— begin Provided data —

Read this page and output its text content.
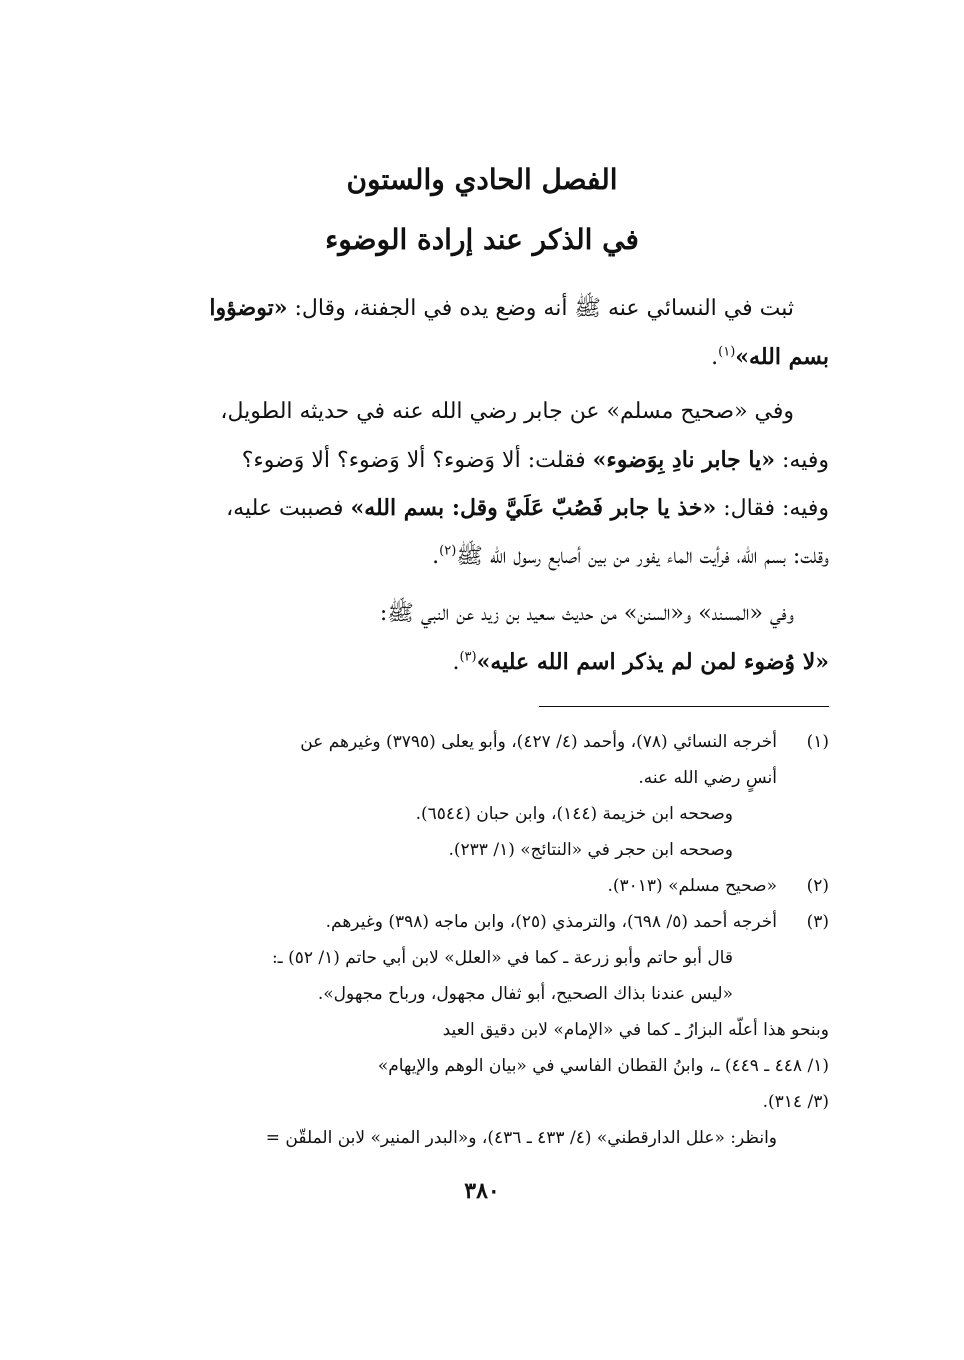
الفصل الحادي والستون
في الذكر عند إرادة الوضوء
ثبت في النسائي عنه ﷺ أنه وضع يده في الجفنة، وقال: «توضؤوا
بسم الله»$^{(١)}$.
وفي «صحيح مسلم» عن جابر رضي الله عنه في حديثه الطويل،
وفيه: «يا جابر نادِ بِوَضوء» فقلت: ألا وَضوء؟ ألا وَضوء؟ ألا وَضوء؟
وفيه: فقال: «خذ يا جابر فَصُبّ عَلَيَّ وقل: بسم الله» فصببت عليه،
وقلت: بسم الله، فرأيت الماء يفور من بين أصابع رسول الله ﷺ$^{(٢)}$.
وفي «المسند» و«السنن» من حديث سعيد بن زيد عن النبي ﷺ:
«لا وُضوء لمن لم يذكر اسم الله عليه»$^{(٣)}$.
(١)
أخرجه النسائي (٧٨)، وأحمد (٤/ ٤٢٧)، وأبو يعلى (٣٧٩٥) وغيرهم عن
أنسٍ رضي الله عنه.
وصححه ابن خزيمة (١٤٤)، وابن حبان (٦٥٤٤).
وصححه ابن حجر في «النتائج» (١/ ٢٣٣).
(٢)
«صحيح مسلم» (٣٠١٣).
(٣)
أخرجه أحمد (٥/ ٦٩٨)، والترمذي (٢٥)، وابن ماجه (٣٩٨) وغيرهم.
قال أبو حاتم وأبو زرعة ـ كما في «العلل» لابن أبي حاتم (١/ ٥٢) ـ:
«ليس عندنا بذاك الصحيح، أبو ثفال مجهول، ورباح مجهول».
وبنحو هذا أعلّه البزارُ ـ كما في «الإمام» لابن دقيق العيد
(١/ ٤٤٨ ـ ٤٤٩) ـ، وابنُ القطان الفاسي في «بيان الوهم والإيهام»
(٣/ ٣١٤).
وانظر: «علل الدارقطني» (٤/ ٤٣٣ ـ ٤٣٦)، و«البدر المنير» لابن الملقّن =
٣٨٠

— end Provided data —

#### Your objective:
Return to the listing above and set it down exactly, leaving out its pictures.

#### Exercise answer:
Read this page and output its text content.
الفصل الحادي والستون
في الذكر عند إرادة الوضوء
ثبت في النسائي عنه ﷺ أنه وضع يده في الجفنة، وقال: «توضؤوا
بسم الله»$^{(١)}$.
وفي «صحيح مسلم» عن جابر رضي الله عنه في حديثه الطويل،
وفيه: «يا جابر نادِ بِوَضوء» فقلت: ألا وَضوء؟ ألا وَضوء؟ ألا وَضوء؟
وفيه: فقال: «خذ يا جابر فَصُبّ عَلَيَّ وقل: بسم الله» فصببت عليه،
وقلت: بسم الله، فرأيت الماء يفور من بين أصابع رسول الله ﷺ$^{(٢)}$.
وفي «المسند» و«السنن» من حديث سعيد بن زيد عن النبي ﷺ:
«لا وُضوء لمن لم يذكر اسم الله عليه»$^{(٣)}$.
(١)
أخرجه النسائي (٧٨)، وأحمد (٤/ ٤٢٧)، وأبو يعلى (٣٧٩٥) وغيرهم عن
أنسٍ رضي الله عنه.
وصححه ابن خزيمة (١٤٤)، وابن حبان (٦٥٤٤).
وصححه ابن حجر في «النتائج» (١/ ٢٣٣).
(٢)
«صحيح مسلم» (٣٠١٣).
(٣)
أخرجه أحمد (٥/ ٦٩٨)، والترمذي (٢٥)، وابن ماجه (٣٩٨) وغيرهم.
قال أبو حاتم وأبو زرعة ـ كما في «العلل» لابن أبي حاتم (١/ ٥٢) ـ:
«ليس عندنا بذاك الصحيح، أبو ثفال مجهول، ورباح مجهول».
وبنحو هذا أعلّه البزارُ ـ كما في «الإمام» لابن دقيق العيد
(١/ ٤٤٨ ـ ٤٤٩) ـ، وابنُ القطان الفاسي في «بيان الوهم والإيهام»
(٣/ ٣١٤).
وانظر: «علل الدارقطني» (٤/ ٤٣٣ ـ ٤٣٦)، و«البدر المنير» لابن الملقّن =
٣٨٠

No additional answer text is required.